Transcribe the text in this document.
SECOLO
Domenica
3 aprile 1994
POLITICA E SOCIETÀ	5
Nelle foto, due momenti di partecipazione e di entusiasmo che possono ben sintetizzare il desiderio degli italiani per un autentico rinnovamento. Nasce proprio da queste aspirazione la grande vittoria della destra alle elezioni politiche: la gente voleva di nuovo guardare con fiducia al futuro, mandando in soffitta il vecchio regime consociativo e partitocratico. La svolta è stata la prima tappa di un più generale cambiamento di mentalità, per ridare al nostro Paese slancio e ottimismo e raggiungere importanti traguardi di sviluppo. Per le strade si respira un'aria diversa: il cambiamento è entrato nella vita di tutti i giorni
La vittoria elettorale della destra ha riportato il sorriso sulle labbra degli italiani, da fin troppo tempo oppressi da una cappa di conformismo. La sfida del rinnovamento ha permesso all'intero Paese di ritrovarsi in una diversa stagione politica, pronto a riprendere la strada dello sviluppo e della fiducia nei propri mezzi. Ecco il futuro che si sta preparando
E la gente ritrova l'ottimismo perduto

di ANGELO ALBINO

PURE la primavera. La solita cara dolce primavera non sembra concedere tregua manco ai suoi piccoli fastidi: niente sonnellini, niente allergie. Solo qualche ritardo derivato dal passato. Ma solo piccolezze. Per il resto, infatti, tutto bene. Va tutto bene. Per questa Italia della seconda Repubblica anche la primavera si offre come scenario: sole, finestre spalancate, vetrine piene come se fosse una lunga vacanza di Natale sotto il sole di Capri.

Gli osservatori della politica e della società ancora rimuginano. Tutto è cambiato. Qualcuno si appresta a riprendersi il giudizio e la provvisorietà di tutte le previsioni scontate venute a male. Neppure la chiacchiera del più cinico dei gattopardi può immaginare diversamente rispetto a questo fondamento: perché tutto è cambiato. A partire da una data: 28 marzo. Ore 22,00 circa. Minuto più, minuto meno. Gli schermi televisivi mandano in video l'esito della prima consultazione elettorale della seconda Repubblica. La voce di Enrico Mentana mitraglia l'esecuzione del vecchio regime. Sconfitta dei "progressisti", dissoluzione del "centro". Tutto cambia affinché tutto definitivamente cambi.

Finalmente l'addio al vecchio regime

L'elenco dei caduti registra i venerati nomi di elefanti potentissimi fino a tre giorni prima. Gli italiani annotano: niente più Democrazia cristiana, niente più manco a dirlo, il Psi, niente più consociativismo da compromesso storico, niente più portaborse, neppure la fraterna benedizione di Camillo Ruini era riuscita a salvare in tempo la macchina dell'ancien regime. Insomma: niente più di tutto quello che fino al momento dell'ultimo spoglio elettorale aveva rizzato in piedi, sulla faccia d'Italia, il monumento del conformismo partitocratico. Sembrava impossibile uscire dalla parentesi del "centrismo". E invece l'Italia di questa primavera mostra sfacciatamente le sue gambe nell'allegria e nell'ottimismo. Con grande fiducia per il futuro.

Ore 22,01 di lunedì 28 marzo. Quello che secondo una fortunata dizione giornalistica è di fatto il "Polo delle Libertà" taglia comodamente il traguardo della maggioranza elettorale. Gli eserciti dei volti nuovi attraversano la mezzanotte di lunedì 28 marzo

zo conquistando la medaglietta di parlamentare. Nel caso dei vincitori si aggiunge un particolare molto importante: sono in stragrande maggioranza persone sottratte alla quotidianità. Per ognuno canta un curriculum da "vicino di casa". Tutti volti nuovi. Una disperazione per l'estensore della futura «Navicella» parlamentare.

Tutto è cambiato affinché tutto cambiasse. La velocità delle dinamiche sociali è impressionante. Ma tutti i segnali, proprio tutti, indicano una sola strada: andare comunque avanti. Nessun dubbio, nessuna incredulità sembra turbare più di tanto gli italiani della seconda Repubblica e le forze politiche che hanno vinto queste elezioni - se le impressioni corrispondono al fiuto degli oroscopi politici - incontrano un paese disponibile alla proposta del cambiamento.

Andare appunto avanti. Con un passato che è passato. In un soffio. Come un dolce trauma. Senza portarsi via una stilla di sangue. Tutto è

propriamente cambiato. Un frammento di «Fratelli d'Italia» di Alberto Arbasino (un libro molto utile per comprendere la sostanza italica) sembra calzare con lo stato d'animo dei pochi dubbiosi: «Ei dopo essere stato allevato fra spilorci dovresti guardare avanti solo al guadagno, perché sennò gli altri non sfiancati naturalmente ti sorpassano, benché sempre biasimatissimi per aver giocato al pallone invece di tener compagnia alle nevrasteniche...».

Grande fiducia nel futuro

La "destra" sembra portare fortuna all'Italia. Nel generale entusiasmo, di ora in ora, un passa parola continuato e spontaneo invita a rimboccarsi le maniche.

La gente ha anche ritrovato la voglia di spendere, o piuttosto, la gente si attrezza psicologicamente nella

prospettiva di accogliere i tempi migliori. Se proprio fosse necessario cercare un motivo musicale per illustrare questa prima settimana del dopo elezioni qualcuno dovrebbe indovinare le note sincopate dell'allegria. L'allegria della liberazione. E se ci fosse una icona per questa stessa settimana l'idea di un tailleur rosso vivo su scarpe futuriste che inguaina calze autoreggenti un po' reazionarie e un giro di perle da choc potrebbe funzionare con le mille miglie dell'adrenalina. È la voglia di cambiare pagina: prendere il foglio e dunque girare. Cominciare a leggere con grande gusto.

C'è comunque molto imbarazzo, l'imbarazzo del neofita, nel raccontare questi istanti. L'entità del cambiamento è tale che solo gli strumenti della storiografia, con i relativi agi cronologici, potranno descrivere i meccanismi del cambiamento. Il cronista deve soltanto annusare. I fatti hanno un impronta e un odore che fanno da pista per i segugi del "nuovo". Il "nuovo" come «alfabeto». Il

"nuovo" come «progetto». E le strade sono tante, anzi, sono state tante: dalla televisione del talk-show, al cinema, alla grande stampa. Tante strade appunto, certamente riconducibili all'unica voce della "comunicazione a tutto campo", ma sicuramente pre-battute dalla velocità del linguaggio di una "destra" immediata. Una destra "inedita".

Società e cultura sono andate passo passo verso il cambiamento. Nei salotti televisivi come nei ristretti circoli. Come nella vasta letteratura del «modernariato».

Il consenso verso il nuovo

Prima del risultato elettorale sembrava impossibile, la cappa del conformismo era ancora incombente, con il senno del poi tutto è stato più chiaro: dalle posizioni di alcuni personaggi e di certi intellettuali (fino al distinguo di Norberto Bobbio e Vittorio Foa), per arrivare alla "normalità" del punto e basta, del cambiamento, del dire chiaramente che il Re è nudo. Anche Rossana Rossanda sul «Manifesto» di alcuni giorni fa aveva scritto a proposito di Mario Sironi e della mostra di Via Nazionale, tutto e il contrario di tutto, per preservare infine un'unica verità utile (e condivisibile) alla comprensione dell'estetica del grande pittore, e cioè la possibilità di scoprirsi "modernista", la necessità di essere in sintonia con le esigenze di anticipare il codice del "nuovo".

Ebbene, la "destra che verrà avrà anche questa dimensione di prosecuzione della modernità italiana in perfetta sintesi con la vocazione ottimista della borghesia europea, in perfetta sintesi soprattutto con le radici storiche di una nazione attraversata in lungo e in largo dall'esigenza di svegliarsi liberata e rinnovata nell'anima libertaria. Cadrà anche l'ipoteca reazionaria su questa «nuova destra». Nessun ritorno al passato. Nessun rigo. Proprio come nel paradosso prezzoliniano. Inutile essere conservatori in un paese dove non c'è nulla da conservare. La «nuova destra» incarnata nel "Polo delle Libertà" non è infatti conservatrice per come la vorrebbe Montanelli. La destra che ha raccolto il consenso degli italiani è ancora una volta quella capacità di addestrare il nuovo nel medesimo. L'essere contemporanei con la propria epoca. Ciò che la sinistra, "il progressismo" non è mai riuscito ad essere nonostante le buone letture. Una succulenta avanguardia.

====

### WHAT IS BEING ASKED
Copy out the full set of records precisely, leaving nothing out.

### REPLY TO THE TASK
Transcribe the text in this document.
SECOLO
Domenica
3 aprile 1994
POLITICA E SOCIETÀ	5
Nelle foto, due momenti di partecipazione e di entusiasmo che possono ben sintetizzare il desiderio degli italiani per un autentico rinnovamento. Nasce proprio da queste aspirazione la grande vittoria della destra alle elezioni politiche: la gente voleva di nuovo guardare con fiducia al futuro, mandando in soffitta il vecchio regime consociativo e partitocratico. La svolta è stata la prima tappa di un più generale cambiamento di mentalità, per ridare al nostro Paese slancio e ottimismo e raggiungere importanti traguardi di sviluppo. Per le strade si respira un'aria diversa: il cambiamento è entrato nella vita di tutti i giorni
La vittoria elettorale della destra ha riportato il sorriso sulle labbra degli italiani, da fin troppo tempo oppressi da una cappa di conformismo. La sfida del rinnovamento ha permesso all'intero Paese di ritrovarsi in una diversa stagione politica, pronto a riprendere la strada dello sviluppo e della fiducia nei propri mezzi. Ecco il futuro che si sta preparando
E la gente ritrova l'ottimismo perduto

di ANGELO ALBINO

PURE la primavera. La solita cara dolce primavera non sembra concedere tregua manco ai suoi piccoli fastidi: niente sonnellini, niente allergie. Solo qualche ritardo derivato dal passato. Ma solo piccolezze. Per il resto, infatti, tutto bene. Va tutto bene. Per questa Italia della seconda Repubblica anche la primavera si offre come scenario: sole, finestre spalancate, vetrine piene come se fosse una lunga vacanza di Natale sotto il sole di Capri.

Gli osservatori della politica e della società ancora rimuginano. Tutto è cambiato. Qualcuno si appresta a riprendersi il giudizio e la provvisorietà di tutte le previsioni scontate venute a male. Neppure la chiacchiera del più cinico dei gattopardi può immaginare diversamente rispetto a questo fondamento: perché tutto è cambiato. A partire da una data: 28 marzo. Ore 22,00 circa. Minuto più, minuto meno. Gli schermi televisivi mandano in video l'esito della prima consultazione elettorale della seconda Repubblica. La voce di Enrico Mentana mitraglia l'esecuzione del vecchio regime. Sconfitta dei "progressisti", dissoluzione del "centro". Tutto cambia affinché tutto definitivamente cambi.

Finalmente l'addio al vecchio regime

L'elenco dei caduti registra i venerati nomi di elefanti potentissimi fino a tre giorni prima. Gli italiani annotano: niente più Democrazia cristiana, niente più manco a dirlo, il Psi, niente più consociativismo da compromesso storico, niente più portaborse, neppure la fraterna benedizione di Camillo Ruini era riuscita a salvare in tempo la macchina dell'ancien regime. Insomma: niente più di tutto quello che fino al momento dell'ultimo spoglio elettorale aveva rizzato in piedi, sulla faccia d'Italia, il monumento del conformismo partitocratico. Sembrava impossibile uscire dalla parentesi del "centrismo". E invece l'Italia di questa primavera mostra sfacciatamente le sue gambe nell'allegria e nell'ottimismo. Con grande fiducia per il futuro.

Ore 22,01 di lunedì 28 marzo. Quello che secondo una fortunata dizione giornalistica è di fatto il "Polo delle Libertà" taglia comodamente il traguardo della maggioranza elettorale. Gli eserciti dei volti nuovi attraversano la mezzanotte di lunedì 28 marzo

zo conquistando la medaglietta di parlamentare. Nel caso dei vincitori si aggiunge un particolare molto importante: sono in stragrande maggioranza persone sottratte alla quotidianità. Per ognuno canta un curriculum da "vicino di casa". Tutti volti nuovi. Una disperazione per l'estensore della futura «Navicella» parlamentare.

Tutto è cambiato affinché tutto cambiasse. La velocità delle dinamiche sociali è impressionante. Ma tutti i segnali, proprio tutti, indicano una sola strada: andare comunque avanti. Nessun dubbio, nessuna incredulità sembra turbare più di tanto gli italiani della seconda Repubblica e le forze politiche che hanno vinto queste elezioni - se le impressioni corrispondono al fiuto degli oroscopi politici - incontrano un paese disponibile alla proposta del cambiamento.

Andare appunto avanti. Con un passato che è passato. In un soffio. Come un dolce trauma. Senza portarsi via una stilla di sangue. Tutto è

propriamente cambiato. Un frammento di «Fratelli d'Italia» di Alberto Arbasino (un libro molto utile per comprendere la sostanza italica) sembra calzare con lo stato d'animo dei pochi dubbiosi: «Ei dopo essere stato allevato fra spilorci dovresti guardare avanti solo al guadagno, perché sennò gli altri non sfiancati naturalmente ti sorpassano, benché sempre biasimatissimi per aver giocato al pallone invece di tener compagnia alle nevrasteniche...».

Grande fiducia nel futuro

La "destra" sembra portare fortuna all'Italia. Nel generale entusiasmo, di ora in ora, un passa parola continuato e spontaneo invita a rimboccarsi le maniche.

La gente ha anche ritrovato la voglia di spendere, o piuttosto, la gente si attrezza psicologicamente nella

prospettiva di accogliere i tempi migliori. Se proprio fosse necessario cercare un motivo musicale per illustrare questa prima settimana del dopo elezioni qualcuno dovrebbe indovinare le note sincopate dell'allegria. L'allegria della liberazione. E se ci fosse una icona per questa stessa settimana l'idea di un tailleur rosso vivo su scarpe futuriste che inguaina calze autoreggenti un po' reazionarie e un giro di perle da choc potrebbe funzionare con le mille miglie dell'adrenalina. È la voglia di cambiare pagina: prendere il foglio e dunque girare. Cominciare a leggere con grande gusto.

C'è comunque molto imbarazzo, l'imbarazzo del neofita, nel raccontare questi istanti. L'entità del cambiamento è tale che solo gli strumenti della storiografia, con i relativi agi cronologici, potranno descrivere i meccanismi del cambiamento. Il cronista deve soltanto annusare. I fatti hanno un impronta e un odore che fanno da pista per i segugi del "nuovo". Il "nuovo" come «alfabeto». Il

"nuovo" come «progetto». E le strade sono tante, anzi, sono state tante: dalla televisione del talk-show, al cinema, alla grande stampa. Tante strade appunto, certamente riconducibili all'unica voce della "comunicazione a tutto campo", ma sicuramente pre-battute dalla velocità del linguaggio di una "destra" immediata. Una destra "inedita".

Società e cultura sono andate passo passo verso il cambiamento. Nei salotti televisivi come nei ristretti circoli. Come nella vasta letteratura del «modernariato».

Il consenso verso il nuovo

Prima del risultato elettorale sembrava impossibile, la cappa del conformismo era ancora incombente, con il senno del poi tutto è stato più chiaro: dalle posizioni di alcuni personaggi e di certi intellettuali (fino al distinguo di Norberto Bobbio e Vittorio Foa), per arrivare alla "normalità" del punto e basta, del cambiamento, del dire chiaramente che il Re è nudo. Anche Rossana Rossanda sul «Manifesto» di alcuni giorni fa aveva scritto a proposito di Mario Sironi e della mostra di Via Nazionale, tutto e il contrario di tutto, per preservare infine un'unica verità utile (e condivisibile) alla comprensione dell'estetica del grande pittore, e cioè la possibilità di scoprirsi "modernista", la necessità di essere in sintonia con le esigenze di anticipare il codice del "nuovo".

Ebbene, la "destra che verrà avrà anche questa dimensione di prosecuzione della modernità italiana in perfetta sintesi con la vocazione ottimista della borghesia europea, in perfetta sintesi soprattutto con le radici storiche di una nazione attraversata in lungo e in largo dall'esigenza di svegliarsi liberata e rinnovata nell'anima libertaria. Cadrà anche l'ipoteca reazionaria su questa «nuova destra». Nessun ritorno al passato. Nessun rigo. Proprio come nel paradosso prezzoliniano. Inutile essere conservatori in un paese dove non c'è nulla da conservare. La «nuova destra» incarnata nel "Polo delle Libertà" non è infatti conservatrice per come la vorrebbe Montanelli. La destra che ha raccolto il consenso degli italiani è ancora una volta quella capacità di addestrare il nuovo nel medesimo. L'essere contemporanei con la propria epoca. Ciò che la sinistra, "il progressismo" non è mai riuscito ad essere nonostante le buone letture. Una succulenta avanguardia.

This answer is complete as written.